• **TEXT BLOCK**
(begin)

Speaking of handy URLs, someone pointed out http://www.amazing-bargains.com/ to me the other day, particularly their their section about buy.com. They always list some good deals for buy.com, like coupons for "$10 off any order of$50 or more" and whatnot. I wish that I had known about that a month or two ago -- I bought a PCMCIA network card from them. Ah well -- next time.

Still working on the paper. The text portion of the first half of the paper still heavily reflected that I originally wrote this as a list of bullets, and is requiring much re-writing. The second half was mostly ok 'cause I had already re-written much of it. :-)

### Happy, happy, joy, joy...

I think we finally fixed the race condition in booting LAM. Many thanks to some helpful LAM users and their patience for helping slog through this obscure issue. We've got a few more tests to run to ensure that it's done, and I sent the new code out to the Debian user who initially reported the bug, but I think that I finally understand what the problem was, and how I fixed it.

I found a new <blockquote> attribute the other day -- type=cite -- that looks really cool in netscape (be sure to check this journal entry out on the web). Doesn't appear to do much over normal <blockquote> in lynx. I wonder what it will do in pine.

Blockquote type eek cite
How I love thee, let me count
the ways, 1, 2, 3...

Rich Murphy points out that if I had listened to his wisdom, I would have owned Advanced Programming in the Unix Environment long ago. Oops.

Rich Murphy, wise man
Woe is he who ignores Right
Yea, a life of pain

I like strawberries.

Strawberry red car
My sugar momma wants one

The new Chemical Brothers CD that I bought, Surrender, simply rocks. I highly recommend it to others.

Chemical Brothers
Their rocktitude humbles me
True block rockin' beats

### Lights! Camera! Act... shit. Call makeup.

I really can't type. I'd like to correct some typos in the last journal entry (the humor value was probably lost because of the mistakes. Sigh)...

Rich Murphy, wise man
Woe is he who ignores Rich
Yea, a life of pain

This was a minor mistake, but the english major in me cringed when I saw it (what does that say that an english degree provides an inner sense of Badness about a Japanese form of poetry?):

Strawberry red car
My sugar momma likes them

## September 14, 2000

### Mysteries of the milkshake

Exciting changes today...

(end)

• **GOALS**
[1] According to the journal, why did the first half of the paper need so much re-writing? Answer in one to three sentences.
[2] Resume the journal from its final line.
The material that follows comes from a different source than the journal.

• **DATA SHOWN**
(begin)

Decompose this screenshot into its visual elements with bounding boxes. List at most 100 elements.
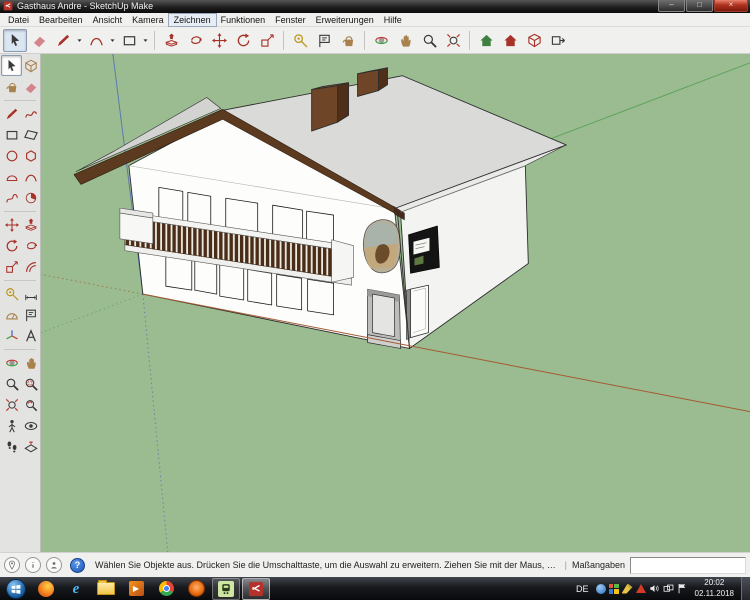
palette-zoom-extents-tool[interactable] bbox=[1, 394, 22, 415]
palette-make-component-tool[interactable] bbox=[20, 55, 41, 76]
tape-measure-tool-button[interactable] bbox=[288, 29, 312, 52]
palette-rectangle-tool[interactable] bbox=[1, 124, 22, 145]
window[interactable] bbox=[219, 264, 245, 301]
arc-tool-button[interactable] bbox=[84, 29, 108, 52]
credits-button[interactable] bbox=[25, 557, 41, 573]
palette-zoom-previous-tool[interactable] bbox=[20, 394, 41, 415]
palette-tape-measure-tool[interactable] bbox=[1, 283, 22, 304]
palette-two-point-arc-tool[interactable] bbox=[1, 166, 22, 187]
palette-rotated-rectangle-tool[interactable] bbox=[20, 124, 41, 145]
palette-position-camera-tool[interactable] bbox=[1, 415, 22, 436]
palette-look-around-tool[interactable] bbox=[20, 415, 41, 436]
palette-polygon-tool[interactable] bbox=[20, 145, 41, 166]
tray-app-grid-icon[interactable] bbox=[608, 583, 619, 594]
menu-erweiterungen[interactable]: Erweiterungen bbox=[311, 14, 379, 26]
taskbar-media-player[interactable]: ▶ bbox=[122, 578, 150, 600]
line-tool-dropdown-icon[interactable] bbox=[75, 30, 84, 51]
send-to-layout-button[interactable] bbox=[546, 29, 570, 52]
palette-follow-me-tool[interactable] bbox=[20, 235, 41, 256]
text-tool-button[interactable] bbox=[312, 29, 336, 52]
palette-protractor-tool[interactable] bbox=[1, 304, 22, 325]
eraser-tool-button[interactable] bbox=[27, 29, 51, 52]
palette-eraser-tool[interactable] bbox=[20, 76, 41, 97]
rectangle-tool-dropdown-icon[interactable] bbox=[141, 30, 150, 51]
palette-push-pull-tool[interactable] bbox=[20, 214, 41, 235]
measurements-input[interactable] bbox=[630, 556, 746, 574]
title-bar[interactable]: Gasthaus Andre - SketchUp Make – □ × bbox=[0, 0, 750, 13]
menu-ansicht[interactable]: Ansicht bbox=[88, 14, 128, 26]
context-help-icon[interactable]: ? bbox=[70, 557, 85, 573]
palette-3d-text-tool[interactable] bbox=[20, 325, 41, 346]
maximize-button[interactable]: □ bbox=[686, 0, 713, 12]
menu-zeichnen[interactable]: Zeichnen bbox=[167, 12, 217, 27]
oval-painting[interactable] bbox=[362, 219, 401, 274]
palette-axes-tool[interactable] bbox=[1, 325, 22, 346]
pan-tool-button[interactable] bbox=[393, 29, 417, 52]
menu-hilfe[interactable]: Hilfe bbox=[379, 14, 407, 26]
scale-tool-button[interactable] bbox=[255, 29, 279, 52]
palette-arc-tool[interactable] bbox=[20, 166, 41, 187]
palette-line-tool[interactable] bbox=[1, 103, 22, 124]
palette-circle-tool[interactable] bbox=[1, 145, 22, 166]
taskbar-sketchup[interactable] bbox=[242, 577, 270, 600]
show-desktop-button[interactable] bbox=[741, 577, 750, 600]
palette-pan-tool[interactable] bbox=[20, 352, 41, 373]
window[interactable] bbox=[194, 260, 218, 295]
menu-funktionen[interactable]: Funktionen bbox=[216, 14, 271, 26]
rectangle-tool-button[interactable] bbox=[117, 29, 141, 52]
palette-dimensions-tool[interactable] bbox=[20, 283, 41, 304]
taskbar-internet-explorer[interactable]: e bbox=[62, 578, 90, 600]
palette-zoom-tool[interactable] bbox=[1, 373, 22, 394]
orbit-tool-button[interactable] bbox=[369, 29, 393, 52]
taskbar-orange-app[interactable] bbox=[182, 578, 210, 600]
palette-text-tool[interactable] bbox=[20, 304, 41, 325]
move-tool-button[interactable] bbox=[207, 29, 231, 52]
chimney-large-side[interactable] bbox=[337, 82, 350, 123]
palette-paint-bucket-tool[interactable] bbox=[1, 76, 22, 97]
sign-in-button[interactable] bbox=[46, 557, 62, 573]
paint-bucket-tool-button[interactable] bbox=[336, 29, 360, 52]
palette-orbit-tool[interactable] bbox=[1, 352, 22, 373]
menu-kamera[interactable]: Kamera bbox=[127, 14, 169, 26]
taskbar-train-app[interactable] bbox=[212, 577, 240, 600]
entrance-doorway[interactable] bbox=[367, 288, 401, 349]
palette-rotate-tool[interactable] bbox=[1, 235, 22, 256]
line-tool-button[interactable] bbox=[51, 29, 75, 52]
push-pull-tool-button[interactable] bbox=[159, 29, 183, 52]
action-center-flag-icon[interactable] bbox=[677, 583, 688, 594]
get-models-button[interactable] bbox=[474, 29, 498, 52]
side-door[interactable] bbox=[410, 284, 429, 338]
menu-datei[interactable]: Datei bbox=[3, 14, 34, 26]
share-component-button[interactable] bbox=[522, 29, 546, 52]
geolocation-button[interactable] bbox=[4, 557, 20, 573]
palette-three-point-arc-tool[interactable] bbox=[1, 187, 22, 208]
select-tool-button[interactable] bbox=[3, 28, 27, 52]
network-icon[interactable] bbox=[663, 583, 674, 594]
taskbar-chrome[interactable] bbox=[152, 578, 180, 600]
tray-cleaner-icon[interactable] bbox=[621, 583, 633, 594]
follow-me-tool-button[interactable] bbox=[183, 29, 207, 52]
palette-zoom-window-tool[interactable] bbox=[20, 373, 41, 394]
balcony-right-end[interactable] bbox=[331, 239, 354, 283]
zoom-extents-button[interactable] bbox=[441, 29, 465, 52]
arc-tool-dropdown-icon[interactable] bbox=[108, 30, 117, 51]
palette-offset-tool[interactable] bbox=[20, 256, 41, 277]
close-button[interactable]: × bbox=[714, 0, 748, 12]
rotate-tool-button[interactable] bbox=[231, 29, 255, 52]
taskbar-windows-explorer[interactable] bbox=[92, 578, 120, 600]
palette-pie-tool[interactable] bbox=[20, 187, 41, 208]
share-model-button[interactable] bbox=[498, 29, 522, 52]
palette-select-tool[interactable] bbox=[1, 55, 22, 76]
palette-walk-tool[interactable] bbox=[1, 436, 22, 457]
window[interactable] bbox=[307, 278, 334, 316]
palette-freehand-tool[interactable] bbox=[20, 103, 41, 124]
window[interactable] bbox=[276, 273, 303, 311]
palette-scale-tool[interactable] bbox=[1, 256, 22, 277]
window[interactable] bbox=[165, 255, 193, 291]
menu-bearbeiten[interactable]: Bearbeiten bbox=[34, 14, 88, 26]
menu-fenster[interactable]: Fenster bbox=[270, 14, 311, 26]
balcony-left-end[interactable] bbox=[119, 212, 154, 245]
volume-icon[interactable] bbox=[649, 583, 660, 594]
zoom-tool-button[interactable] bbox=[417, 29, 441, 52]
language-indicator[interactable]: DE bbox=[571, 584, 594, 594]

(end)

• **ANSWERS BELOW**
[1] The text of the first half still strongly reflected that it had first been written as a list of bullets, so it needed heavy re-writing. The second half was mostly fine because much of it had already been re-written.

[2]
Darrell called me with the joyous news that PacBell finally hooked up his DSL today (it only took 2 months. The most comical part of the saga was, after 1.5 months, after 2 house calls from PacBell technicians, Darrell got a call saying, "We finally figured out what the problem with your DSL line is. Your local Bell office doesn't support DSL.")

I spent about an hour or two with Darrell setting up our DNS servers. Darrell already had experience with this, so most of the pain and learning curve was avoided. Seemed pretty straightforward afterwards, but took a little understanding to get there. So Darrell and I are now secondary DNS servers for each other (kresge.com and squyres.com). We did some testing and it all seems to be working. Pretty cool stuff.

Darrell's with NSI (the evil empire), and he submitted his DNS change to them earlier today. They supposedly updated at 5pm EST, but as of now (12:23am EST the following day), nd.edu machines still don't see the change.

I'm with register.com, and it took a little explaining to them exactly what I wanted to do (had to do it on the phone). Turned out that it was their silly web interface that confused me, and we submitted my DNS change as well. They supposedly update tomorrow morning. Indeed, nd.edu machines don't see the change yet, but when I'm on my machines, "whois squyres.com" shows all the new stuff. Cool!

I've already added a few names to squyres.com --
introducing the new, improved JeffJournal! When the DNS change propagates out to the world, the JeffJournal archives will be located at the following URL:

http://jeff.squyres.com/journal/

If that isn't vain, I don't know what is. But hey, I only do it... because I can.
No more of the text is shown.